EXERCISE OBJECTIVE: From the listing below, return each line that includes "ffffff".

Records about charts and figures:
=-=-=-=-=

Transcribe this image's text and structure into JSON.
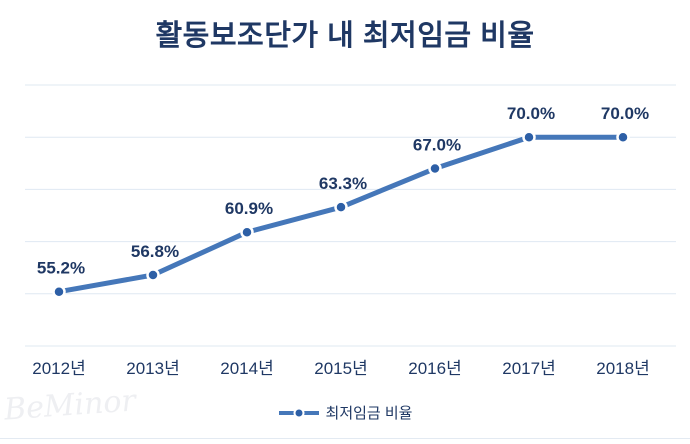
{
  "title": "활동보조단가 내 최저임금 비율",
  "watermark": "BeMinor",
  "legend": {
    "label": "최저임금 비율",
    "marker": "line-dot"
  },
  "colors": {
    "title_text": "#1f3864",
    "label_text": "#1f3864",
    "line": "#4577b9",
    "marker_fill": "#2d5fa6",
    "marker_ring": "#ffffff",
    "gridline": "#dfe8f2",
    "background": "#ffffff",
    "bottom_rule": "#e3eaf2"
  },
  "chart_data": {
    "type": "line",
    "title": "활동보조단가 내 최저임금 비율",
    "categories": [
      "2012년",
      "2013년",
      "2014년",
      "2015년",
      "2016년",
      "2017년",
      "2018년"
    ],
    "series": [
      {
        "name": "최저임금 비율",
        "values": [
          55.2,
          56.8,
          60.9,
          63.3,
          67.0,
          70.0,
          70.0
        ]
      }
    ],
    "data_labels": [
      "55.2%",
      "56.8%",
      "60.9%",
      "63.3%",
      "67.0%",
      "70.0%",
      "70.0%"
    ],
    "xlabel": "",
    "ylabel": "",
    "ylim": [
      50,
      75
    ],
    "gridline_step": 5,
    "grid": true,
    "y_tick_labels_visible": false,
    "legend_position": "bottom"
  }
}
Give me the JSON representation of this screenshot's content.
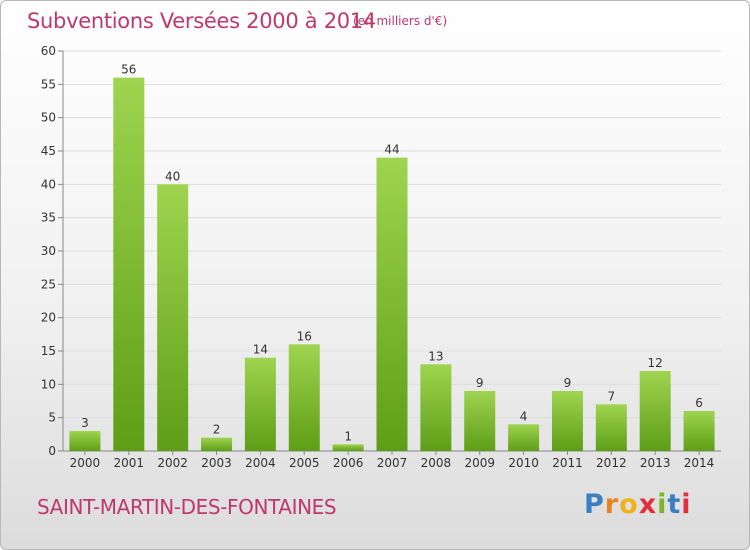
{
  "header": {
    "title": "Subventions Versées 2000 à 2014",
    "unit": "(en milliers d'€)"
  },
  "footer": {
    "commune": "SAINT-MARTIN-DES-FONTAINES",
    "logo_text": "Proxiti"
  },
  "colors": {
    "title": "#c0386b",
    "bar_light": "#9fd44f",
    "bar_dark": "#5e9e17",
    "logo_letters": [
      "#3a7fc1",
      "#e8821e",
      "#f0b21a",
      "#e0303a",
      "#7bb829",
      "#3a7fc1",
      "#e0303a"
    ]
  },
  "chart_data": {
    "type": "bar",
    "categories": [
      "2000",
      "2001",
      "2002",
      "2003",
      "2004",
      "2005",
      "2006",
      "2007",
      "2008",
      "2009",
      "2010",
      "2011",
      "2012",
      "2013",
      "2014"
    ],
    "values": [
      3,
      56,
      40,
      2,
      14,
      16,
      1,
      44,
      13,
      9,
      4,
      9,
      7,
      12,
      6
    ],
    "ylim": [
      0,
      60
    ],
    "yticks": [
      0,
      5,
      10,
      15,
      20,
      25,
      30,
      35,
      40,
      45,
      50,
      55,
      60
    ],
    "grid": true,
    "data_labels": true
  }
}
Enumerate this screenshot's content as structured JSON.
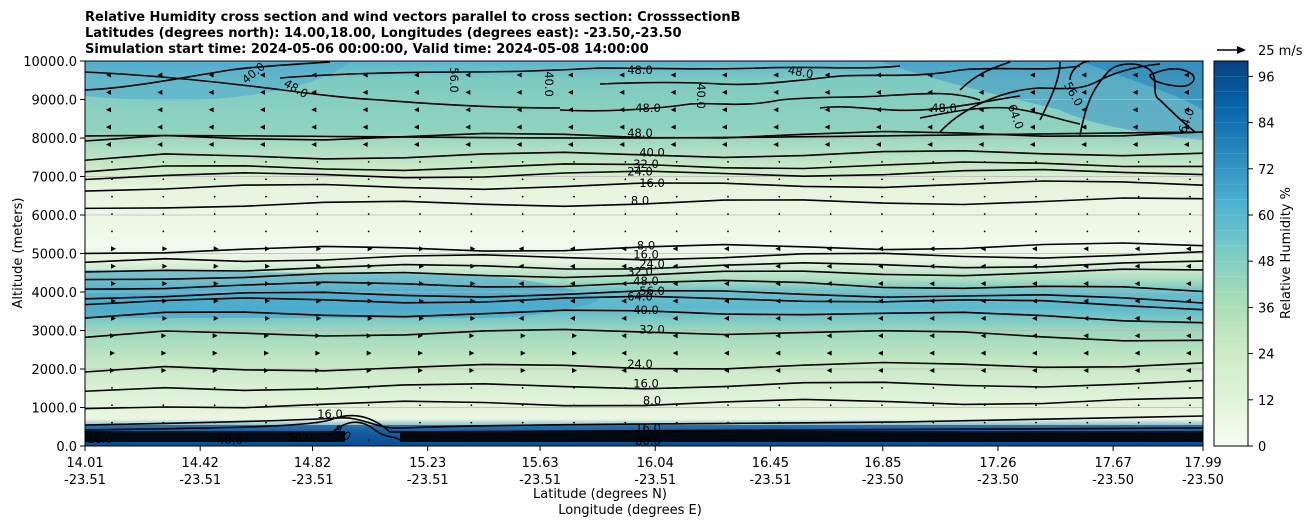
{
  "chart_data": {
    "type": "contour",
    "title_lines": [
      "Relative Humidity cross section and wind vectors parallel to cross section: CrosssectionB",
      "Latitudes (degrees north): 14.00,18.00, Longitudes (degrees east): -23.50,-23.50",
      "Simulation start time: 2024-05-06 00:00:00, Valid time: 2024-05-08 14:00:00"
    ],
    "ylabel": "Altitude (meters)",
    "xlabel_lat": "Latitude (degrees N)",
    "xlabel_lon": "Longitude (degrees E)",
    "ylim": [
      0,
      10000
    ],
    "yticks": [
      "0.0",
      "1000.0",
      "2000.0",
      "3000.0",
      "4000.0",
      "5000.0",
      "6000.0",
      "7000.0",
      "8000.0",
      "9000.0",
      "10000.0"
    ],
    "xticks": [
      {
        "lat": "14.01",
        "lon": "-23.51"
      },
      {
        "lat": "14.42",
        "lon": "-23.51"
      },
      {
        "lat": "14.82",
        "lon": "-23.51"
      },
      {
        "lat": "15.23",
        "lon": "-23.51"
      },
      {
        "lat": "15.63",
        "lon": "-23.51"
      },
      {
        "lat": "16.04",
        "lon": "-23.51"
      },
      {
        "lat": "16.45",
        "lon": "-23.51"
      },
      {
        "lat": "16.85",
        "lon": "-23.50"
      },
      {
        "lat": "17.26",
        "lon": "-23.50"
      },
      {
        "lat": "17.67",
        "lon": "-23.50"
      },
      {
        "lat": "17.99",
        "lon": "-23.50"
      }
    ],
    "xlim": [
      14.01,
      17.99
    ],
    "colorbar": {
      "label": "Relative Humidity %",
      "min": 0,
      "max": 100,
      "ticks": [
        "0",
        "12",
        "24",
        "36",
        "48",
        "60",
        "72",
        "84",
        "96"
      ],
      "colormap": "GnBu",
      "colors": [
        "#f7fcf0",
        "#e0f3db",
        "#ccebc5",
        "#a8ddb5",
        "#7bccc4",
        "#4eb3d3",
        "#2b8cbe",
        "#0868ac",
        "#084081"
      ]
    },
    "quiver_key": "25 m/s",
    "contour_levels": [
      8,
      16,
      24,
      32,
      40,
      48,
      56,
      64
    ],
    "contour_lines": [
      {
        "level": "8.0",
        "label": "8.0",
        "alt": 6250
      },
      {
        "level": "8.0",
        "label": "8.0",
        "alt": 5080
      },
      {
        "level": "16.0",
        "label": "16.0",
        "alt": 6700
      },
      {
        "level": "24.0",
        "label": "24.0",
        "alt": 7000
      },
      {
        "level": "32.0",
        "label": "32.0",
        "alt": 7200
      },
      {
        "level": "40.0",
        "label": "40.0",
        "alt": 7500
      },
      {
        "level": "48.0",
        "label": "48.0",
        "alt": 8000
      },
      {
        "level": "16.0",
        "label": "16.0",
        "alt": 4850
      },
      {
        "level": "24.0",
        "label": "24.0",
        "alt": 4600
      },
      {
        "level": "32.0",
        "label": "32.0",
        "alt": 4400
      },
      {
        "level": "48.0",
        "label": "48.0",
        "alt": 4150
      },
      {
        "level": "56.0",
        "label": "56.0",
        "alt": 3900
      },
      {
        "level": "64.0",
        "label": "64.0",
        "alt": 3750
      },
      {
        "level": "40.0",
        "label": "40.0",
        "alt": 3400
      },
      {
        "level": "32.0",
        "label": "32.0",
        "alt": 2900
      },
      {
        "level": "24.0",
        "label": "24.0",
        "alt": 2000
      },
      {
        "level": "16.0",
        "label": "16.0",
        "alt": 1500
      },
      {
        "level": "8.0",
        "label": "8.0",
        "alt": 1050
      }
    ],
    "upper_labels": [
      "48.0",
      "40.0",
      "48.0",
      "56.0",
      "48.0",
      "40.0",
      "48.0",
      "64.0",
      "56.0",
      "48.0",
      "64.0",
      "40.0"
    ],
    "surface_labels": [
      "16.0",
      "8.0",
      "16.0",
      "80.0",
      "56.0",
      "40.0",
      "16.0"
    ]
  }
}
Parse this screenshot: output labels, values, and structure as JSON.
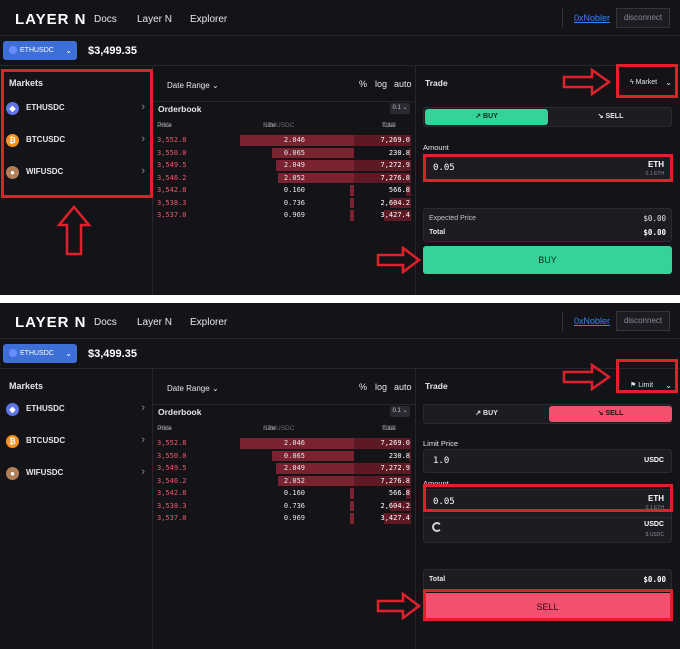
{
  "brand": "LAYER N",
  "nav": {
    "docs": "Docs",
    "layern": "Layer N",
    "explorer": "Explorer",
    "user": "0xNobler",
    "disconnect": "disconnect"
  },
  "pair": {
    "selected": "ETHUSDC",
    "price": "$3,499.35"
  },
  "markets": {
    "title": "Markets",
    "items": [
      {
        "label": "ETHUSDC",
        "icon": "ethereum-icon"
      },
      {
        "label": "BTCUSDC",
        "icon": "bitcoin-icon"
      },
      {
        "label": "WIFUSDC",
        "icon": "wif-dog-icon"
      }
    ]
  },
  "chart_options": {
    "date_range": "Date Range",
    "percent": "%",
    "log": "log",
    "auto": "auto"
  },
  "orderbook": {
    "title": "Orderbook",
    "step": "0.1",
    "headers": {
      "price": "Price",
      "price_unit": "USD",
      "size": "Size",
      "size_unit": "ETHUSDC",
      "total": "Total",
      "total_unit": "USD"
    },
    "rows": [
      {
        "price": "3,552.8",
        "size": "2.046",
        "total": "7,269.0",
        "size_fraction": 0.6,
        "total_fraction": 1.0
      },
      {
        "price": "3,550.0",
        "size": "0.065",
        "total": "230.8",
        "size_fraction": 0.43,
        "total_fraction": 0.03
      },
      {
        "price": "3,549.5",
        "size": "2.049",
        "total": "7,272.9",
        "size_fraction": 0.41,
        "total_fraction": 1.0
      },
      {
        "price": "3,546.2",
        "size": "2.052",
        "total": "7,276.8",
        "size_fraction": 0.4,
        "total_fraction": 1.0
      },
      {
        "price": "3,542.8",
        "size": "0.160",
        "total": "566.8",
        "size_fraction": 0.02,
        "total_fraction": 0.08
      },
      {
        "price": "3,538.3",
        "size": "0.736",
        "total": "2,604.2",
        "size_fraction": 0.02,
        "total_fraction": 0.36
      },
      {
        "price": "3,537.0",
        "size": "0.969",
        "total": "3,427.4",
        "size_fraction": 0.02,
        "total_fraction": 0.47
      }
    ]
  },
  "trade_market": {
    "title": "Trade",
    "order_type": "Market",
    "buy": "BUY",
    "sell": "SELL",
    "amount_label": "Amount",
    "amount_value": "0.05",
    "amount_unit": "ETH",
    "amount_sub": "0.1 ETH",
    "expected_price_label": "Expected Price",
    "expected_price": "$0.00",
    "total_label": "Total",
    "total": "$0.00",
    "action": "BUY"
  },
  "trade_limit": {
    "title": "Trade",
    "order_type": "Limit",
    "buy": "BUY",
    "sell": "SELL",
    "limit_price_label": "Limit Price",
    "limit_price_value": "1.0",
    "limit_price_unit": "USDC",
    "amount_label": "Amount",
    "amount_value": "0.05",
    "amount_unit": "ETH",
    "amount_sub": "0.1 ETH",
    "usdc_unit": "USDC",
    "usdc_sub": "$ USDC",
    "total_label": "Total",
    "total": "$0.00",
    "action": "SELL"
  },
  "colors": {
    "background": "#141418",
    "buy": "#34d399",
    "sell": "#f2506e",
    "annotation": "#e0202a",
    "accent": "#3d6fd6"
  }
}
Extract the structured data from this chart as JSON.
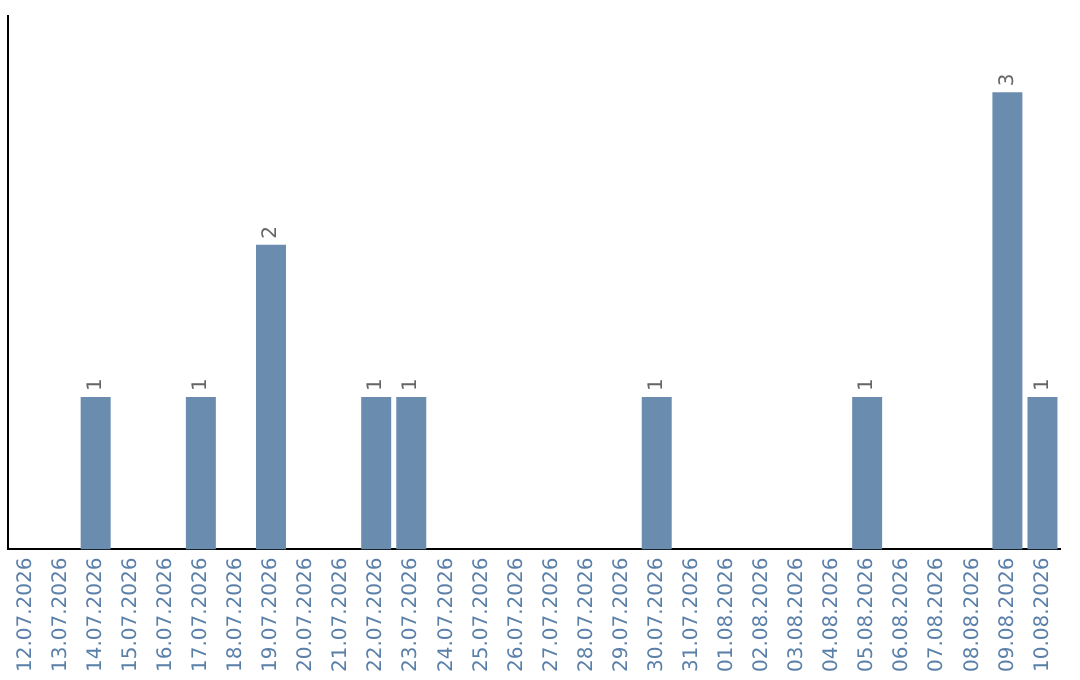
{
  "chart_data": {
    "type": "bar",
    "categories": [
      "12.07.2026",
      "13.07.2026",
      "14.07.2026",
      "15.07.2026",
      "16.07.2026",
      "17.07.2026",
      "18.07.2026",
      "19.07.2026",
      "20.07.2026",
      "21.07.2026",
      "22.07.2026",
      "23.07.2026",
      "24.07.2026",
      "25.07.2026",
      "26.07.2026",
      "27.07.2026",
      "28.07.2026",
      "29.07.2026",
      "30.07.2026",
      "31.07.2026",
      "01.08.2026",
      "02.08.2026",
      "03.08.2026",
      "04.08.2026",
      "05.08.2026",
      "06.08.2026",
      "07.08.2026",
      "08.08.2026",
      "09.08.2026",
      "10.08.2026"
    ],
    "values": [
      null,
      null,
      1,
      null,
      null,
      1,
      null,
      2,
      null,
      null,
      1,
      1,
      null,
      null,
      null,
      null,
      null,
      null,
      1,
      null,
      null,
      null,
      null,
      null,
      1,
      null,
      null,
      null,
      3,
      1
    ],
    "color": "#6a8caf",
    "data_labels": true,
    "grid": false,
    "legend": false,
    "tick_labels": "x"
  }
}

=-=-=-=-=

ANSWER TO THIS TASK:
    "marker_ring": "#ffffff",
    "background": "#ffffff",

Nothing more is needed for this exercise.